**Exercise details:** Go through the entries one line at a time, and gather every line that has the word "screenshot".

**Excerpted records:**
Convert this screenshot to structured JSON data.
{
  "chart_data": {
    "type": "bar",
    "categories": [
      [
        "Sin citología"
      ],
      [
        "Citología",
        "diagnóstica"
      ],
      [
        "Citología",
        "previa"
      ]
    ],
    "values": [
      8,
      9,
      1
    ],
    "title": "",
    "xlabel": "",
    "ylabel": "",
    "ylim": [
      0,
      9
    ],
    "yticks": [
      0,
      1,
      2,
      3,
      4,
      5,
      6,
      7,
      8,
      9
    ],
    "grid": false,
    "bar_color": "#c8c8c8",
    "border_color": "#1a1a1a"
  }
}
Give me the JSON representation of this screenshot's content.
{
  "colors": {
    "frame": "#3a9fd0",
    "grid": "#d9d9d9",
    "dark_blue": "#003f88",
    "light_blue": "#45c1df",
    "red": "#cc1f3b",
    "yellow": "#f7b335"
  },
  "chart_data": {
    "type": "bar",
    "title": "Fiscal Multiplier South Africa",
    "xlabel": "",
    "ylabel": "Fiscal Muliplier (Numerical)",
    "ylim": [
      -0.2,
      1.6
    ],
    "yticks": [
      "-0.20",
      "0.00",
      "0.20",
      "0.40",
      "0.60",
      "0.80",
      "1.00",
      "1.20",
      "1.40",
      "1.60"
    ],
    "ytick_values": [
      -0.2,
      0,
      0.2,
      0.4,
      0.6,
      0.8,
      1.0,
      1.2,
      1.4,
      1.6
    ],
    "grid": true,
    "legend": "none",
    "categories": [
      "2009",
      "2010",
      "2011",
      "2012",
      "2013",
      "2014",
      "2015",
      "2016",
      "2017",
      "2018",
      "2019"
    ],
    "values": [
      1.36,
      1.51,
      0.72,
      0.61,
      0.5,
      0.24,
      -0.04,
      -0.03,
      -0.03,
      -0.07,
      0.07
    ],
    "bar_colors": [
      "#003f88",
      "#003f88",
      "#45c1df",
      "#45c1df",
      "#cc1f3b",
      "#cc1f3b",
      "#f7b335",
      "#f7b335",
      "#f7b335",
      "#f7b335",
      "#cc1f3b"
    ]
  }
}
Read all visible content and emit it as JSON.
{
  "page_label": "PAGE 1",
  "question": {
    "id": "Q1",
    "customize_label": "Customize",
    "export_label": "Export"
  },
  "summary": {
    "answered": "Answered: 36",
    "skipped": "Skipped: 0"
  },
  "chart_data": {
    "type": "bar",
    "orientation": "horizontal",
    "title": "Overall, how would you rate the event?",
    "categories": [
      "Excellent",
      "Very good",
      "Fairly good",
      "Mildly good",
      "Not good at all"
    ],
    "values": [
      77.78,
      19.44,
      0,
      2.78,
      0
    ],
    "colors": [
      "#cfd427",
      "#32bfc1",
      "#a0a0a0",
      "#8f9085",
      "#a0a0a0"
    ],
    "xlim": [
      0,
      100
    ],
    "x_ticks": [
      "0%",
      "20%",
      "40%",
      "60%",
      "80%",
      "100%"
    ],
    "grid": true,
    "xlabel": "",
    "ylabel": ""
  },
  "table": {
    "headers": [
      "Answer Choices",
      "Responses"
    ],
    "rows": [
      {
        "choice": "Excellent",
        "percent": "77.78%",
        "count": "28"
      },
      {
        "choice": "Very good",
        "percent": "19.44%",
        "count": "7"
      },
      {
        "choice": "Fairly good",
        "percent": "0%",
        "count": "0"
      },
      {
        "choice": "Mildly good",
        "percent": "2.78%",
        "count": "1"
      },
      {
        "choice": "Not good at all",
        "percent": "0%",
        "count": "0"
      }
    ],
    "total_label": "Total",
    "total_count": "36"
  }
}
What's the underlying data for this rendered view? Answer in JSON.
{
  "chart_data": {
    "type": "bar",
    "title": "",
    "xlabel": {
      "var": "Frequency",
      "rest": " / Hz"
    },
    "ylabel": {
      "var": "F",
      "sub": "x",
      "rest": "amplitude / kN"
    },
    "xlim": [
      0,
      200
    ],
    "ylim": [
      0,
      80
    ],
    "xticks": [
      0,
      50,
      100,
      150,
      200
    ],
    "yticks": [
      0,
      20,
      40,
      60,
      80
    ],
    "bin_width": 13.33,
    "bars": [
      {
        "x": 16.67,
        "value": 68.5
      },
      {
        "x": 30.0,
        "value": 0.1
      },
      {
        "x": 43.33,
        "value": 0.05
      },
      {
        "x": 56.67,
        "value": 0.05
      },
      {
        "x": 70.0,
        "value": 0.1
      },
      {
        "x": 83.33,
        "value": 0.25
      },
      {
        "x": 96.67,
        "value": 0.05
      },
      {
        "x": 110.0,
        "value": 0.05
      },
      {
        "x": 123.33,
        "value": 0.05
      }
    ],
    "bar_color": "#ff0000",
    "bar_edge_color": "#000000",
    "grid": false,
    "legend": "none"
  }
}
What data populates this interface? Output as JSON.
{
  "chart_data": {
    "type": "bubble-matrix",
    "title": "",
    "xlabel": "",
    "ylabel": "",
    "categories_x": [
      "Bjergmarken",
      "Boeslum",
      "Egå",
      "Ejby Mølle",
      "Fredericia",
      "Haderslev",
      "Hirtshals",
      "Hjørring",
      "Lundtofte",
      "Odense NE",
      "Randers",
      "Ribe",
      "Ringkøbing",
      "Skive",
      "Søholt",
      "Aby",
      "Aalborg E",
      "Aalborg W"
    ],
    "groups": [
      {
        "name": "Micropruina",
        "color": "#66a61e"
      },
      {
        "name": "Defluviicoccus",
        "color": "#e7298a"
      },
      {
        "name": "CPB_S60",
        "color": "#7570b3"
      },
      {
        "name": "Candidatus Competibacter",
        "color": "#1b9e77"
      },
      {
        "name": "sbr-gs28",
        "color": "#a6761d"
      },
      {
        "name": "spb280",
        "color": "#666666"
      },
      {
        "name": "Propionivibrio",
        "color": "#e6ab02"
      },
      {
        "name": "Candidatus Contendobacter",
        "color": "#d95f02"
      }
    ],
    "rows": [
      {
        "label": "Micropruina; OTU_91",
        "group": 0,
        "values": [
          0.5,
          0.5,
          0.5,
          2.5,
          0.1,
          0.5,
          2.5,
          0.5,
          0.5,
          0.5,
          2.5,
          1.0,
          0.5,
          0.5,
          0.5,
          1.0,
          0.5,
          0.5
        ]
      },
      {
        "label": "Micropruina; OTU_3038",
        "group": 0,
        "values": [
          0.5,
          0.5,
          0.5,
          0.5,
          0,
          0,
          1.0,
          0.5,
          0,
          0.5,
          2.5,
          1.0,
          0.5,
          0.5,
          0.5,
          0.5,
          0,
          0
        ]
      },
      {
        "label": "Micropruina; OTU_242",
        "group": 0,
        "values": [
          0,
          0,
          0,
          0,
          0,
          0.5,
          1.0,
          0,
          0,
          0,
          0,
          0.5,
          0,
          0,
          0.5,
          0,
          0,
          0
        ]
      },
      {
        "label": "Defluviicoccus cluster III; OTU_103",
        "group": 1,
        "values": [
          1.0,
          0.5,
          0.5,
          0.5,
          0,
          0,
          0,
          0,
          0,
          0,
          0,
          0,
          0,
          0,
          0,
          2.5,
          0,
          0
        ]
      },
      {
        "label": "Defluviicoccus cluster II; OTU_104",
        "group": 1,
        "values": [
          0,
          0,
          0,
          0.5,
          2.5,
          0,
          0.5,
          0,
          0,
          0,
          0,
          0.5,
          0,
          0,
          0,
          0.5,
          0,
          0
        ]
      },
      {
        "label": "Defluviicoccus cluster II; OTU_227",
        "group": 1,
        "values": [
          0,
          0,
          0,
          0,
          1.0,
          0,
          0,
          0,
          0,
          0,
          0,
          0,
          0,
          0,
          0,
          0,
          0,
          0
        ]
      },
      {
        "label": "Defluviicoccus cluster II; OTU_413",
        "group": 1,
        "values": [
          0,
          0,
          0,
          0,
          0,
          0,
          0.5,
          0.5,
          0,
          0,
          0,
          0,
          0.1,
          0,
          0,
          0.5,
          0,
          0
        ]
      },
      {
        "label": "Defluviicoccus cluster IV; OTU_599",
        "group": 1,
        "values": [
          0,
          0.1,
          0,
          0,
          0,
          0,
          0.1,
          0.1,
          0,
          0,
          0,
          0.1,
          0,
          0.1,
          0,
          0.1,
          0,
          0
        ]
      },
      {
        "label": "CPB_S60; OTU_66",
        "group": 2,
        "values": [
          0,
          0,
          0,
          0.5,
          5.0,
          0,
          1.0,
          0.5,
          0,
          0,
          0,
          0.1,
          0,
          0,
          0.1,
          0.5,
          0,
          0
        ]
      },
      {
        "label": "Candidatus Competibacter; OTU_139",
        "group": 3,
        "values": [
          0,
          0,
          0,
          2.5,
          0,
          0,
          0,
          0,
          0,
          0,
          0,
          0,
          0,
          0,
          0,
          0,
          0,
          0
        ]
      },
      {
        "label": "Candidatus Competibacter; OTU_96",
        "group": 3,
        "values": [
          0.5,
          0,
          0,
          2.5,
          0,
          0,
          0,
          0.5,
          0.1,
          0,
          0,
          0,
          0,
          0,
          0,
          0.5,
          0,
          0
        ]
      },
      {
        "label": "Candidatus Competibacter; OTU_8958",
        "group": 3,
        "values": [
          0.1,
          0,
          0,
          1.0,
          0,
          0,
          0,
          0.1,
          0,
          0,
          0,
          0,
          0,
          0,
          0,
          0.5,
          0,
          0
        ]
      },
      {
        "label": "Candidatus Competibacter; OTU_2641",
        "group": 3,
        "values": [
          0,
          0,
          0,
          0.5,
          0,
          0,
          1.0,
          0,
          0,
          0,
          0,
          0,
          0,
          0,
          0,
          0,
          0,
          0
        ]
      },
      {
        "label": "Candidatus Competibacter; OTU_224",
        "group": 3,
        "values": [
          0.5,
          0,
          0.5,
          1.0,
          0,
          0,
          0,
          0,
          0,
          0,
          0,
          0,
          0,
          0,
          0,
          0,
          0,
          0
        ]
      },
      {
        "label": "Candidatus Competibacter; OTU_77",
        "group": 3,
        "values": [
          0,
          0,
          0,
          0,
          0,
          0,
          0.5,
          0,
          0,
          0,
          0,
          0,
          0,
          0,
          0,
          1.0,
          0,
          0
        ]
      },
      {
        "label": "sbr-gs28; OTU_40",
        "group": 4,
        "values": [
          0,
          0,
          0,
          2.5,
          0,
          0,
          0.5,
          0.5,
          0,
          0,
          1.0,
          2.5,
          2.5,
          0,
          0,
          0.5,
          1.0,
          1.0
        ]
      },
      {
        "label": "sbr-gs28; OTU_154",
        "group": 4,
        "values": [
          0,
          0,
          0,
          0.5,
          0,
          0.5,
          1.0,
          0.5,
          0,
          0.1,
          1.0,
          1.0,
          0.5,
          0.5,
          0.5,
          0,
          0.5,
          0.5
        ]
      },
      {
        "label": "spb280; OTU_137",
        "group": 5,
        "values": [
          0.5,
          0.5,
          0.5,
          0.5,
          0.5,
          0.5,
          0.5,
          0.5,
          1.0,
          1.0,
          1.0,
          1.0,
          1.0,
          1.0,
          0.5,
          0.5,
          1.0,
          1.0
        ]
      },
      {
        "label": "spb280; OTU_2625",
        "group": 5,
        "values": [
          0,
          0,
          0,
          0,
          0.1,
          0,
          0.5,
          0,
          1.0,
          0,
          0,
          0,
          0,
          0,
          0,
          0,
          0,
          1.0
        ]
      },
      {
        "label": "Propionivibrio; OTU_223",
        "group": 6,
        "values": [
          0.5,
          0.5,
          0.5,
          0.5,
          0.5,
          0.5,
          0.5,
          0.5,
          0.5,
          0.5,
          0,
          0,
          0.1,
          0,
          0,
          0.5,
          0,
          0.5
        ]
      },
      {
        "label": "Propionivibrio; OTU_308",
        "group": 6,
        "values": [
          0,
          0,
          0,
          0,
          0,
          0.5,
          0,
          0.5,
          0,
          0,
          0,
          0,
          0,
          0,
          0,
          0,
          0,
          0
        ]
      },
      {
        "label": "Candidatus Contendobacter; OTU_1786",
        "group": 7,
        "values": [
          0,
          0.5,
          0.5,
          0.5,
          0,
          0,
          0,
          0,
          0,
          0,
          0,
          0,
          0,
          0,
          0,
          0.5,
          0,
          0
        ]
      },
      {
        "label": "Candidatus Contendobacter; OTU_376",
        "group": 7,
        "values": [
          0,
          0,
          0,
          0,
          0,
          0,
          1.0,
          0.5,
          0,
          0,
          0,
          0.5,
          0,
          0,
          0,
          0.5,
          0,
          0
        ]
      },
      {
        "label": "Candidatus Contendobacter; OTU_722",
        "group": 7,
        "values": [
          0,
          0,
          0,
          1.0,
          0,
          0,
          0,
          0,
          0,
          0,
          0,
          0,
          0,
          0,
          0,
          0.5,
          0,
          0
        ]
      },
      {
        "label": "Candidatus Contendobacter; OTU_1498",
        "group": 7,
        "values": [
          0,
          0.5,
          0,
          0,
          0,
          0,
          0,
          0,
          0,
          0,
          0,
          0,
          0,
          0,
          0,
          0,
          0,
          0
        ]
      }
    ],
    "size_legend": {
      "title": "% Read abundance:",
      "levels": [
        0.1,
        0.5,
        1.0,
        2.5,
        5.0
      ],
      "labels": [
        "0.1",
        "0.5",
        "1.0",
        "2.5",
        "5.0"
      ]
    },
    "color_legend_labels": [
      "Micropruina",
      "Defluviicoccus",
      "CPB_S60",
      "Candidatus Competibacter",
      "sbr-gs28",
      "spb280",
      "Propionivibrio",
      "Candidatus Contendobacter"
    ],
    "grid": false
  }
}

**Result for this exercise:**
Convert this screenshot to structured JSON data.
Give me the JSON representation of this screenshot's content.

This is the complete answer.